> _Task_: In your copy, leave out the pictures and repeat the entries below exactly.

───── Data to process

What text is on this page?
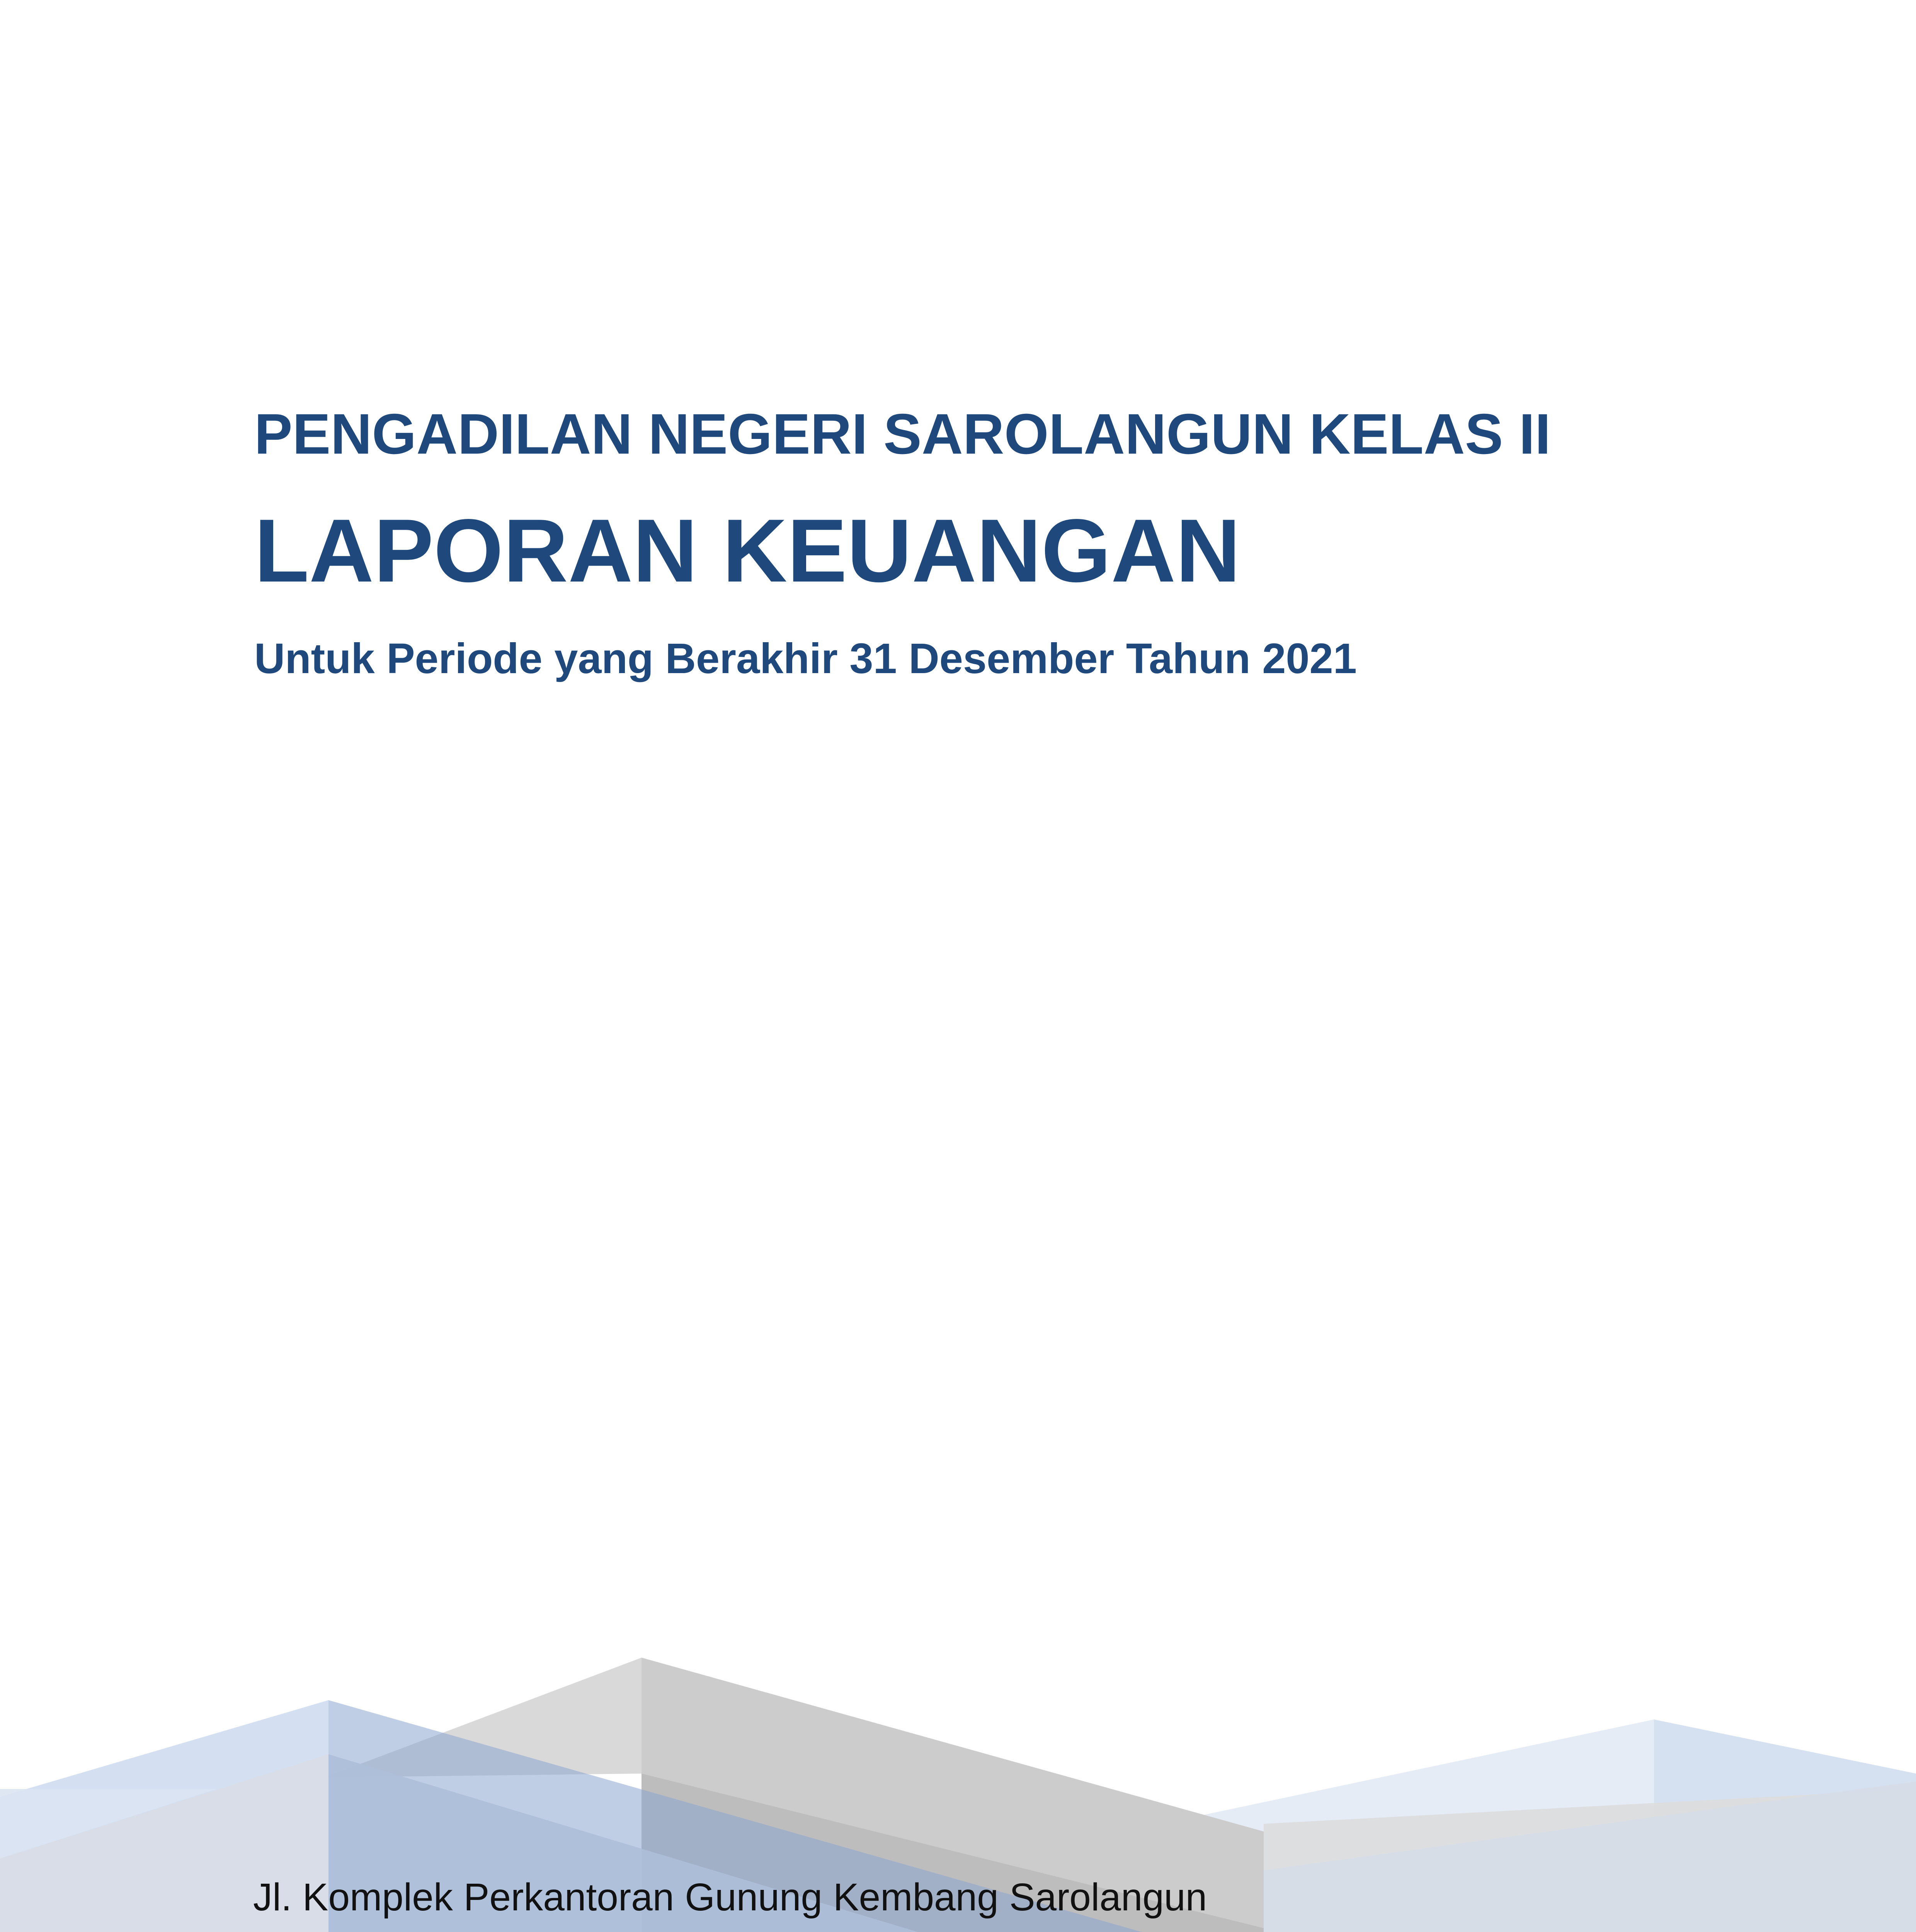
PENGADILAN NEGERI SAROLANGUN KELAS II
LAPORAN KEUANGAN
Untuk Periode yang Berakhir 31 Desember Tahun 2021
Jl. Komplek Perkantoran Gunung Kembang Sarolangun
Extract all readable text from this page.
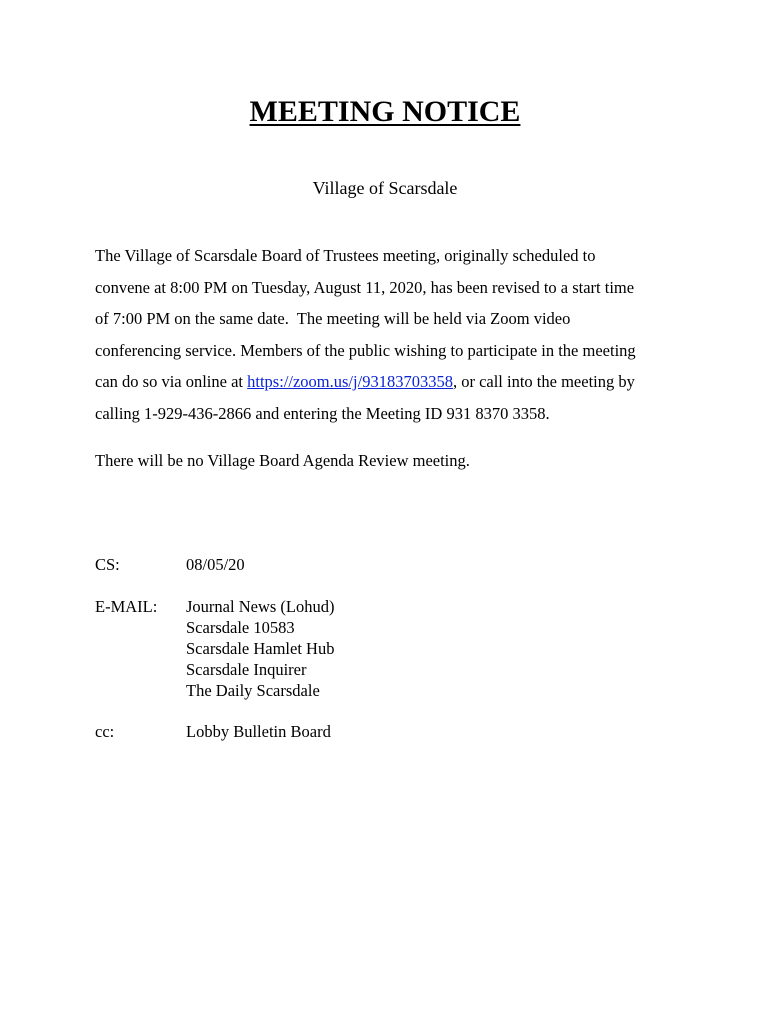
MEETING NOTICE
Village of Scarsdale

The Village of Scarsdale Board of Trustees meeting, originally scheduled to
convene at 8:00 PM on Tuesday, August 11, 2020, has been revised to a start time
of 7:00 PM on the same date.  The meeting will be held via Zoom video
conferencing service. Members of the public wishing to participate in the meeting
can do so via online at https://zoom.us/j/93183703358, or call into the meeting by
calling 1-929-436-2866 and entering the Meeting ID 931 8370 3358.

There will be no Village Board Agenda Review meeting.
CS:	08/05/20
E-MAIL: Journal News (Lohud)
Scarsdale 10583
Scarsdale Hamlet Hub
Scarsdale Inquirer
The Daily Scarsdale
cc:	Lobby Bulletin Board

──────────

> _Answer below_:
What text is on this page?
PENGADILAN NEGERI SAROLANGUN KELAS II
LAPORAN KEUANGAN
Untuk Periode yang Berakhir 31 Desember Tahun 2021
Jl. Komplek Perkantoran Gunung Kembang Sarolangun
Extract all readable text from this page.
MEETING NOTICE
Village of Scarsdale

The Village of Scarsdale Board of Trustees meeting, originally scheduled to
convene at 8:00 PM on Tuesday, August 11, 2020, has been revised to a start time
of 7:00 PM on the same date.  The meeting will be held via Zoom video
conferencing service. Members of the public wishing to participate in the meeting
can do so via online at https://zoom.us/j/93183703358, or call into the meeting by
calling 1-929-436-2866 and entering the Meeting ID 931 8370 3358.

There will be no Village Board Agenda Review meeting.
CS:	08/05/20
E-MAIL: Journal News (Lohud)
Scarsdale 10583
Scarsdale Hamlet Hub
Scarsdale Inquirer
The Daily Scarsdale
cc:	Lobby Bulletin Board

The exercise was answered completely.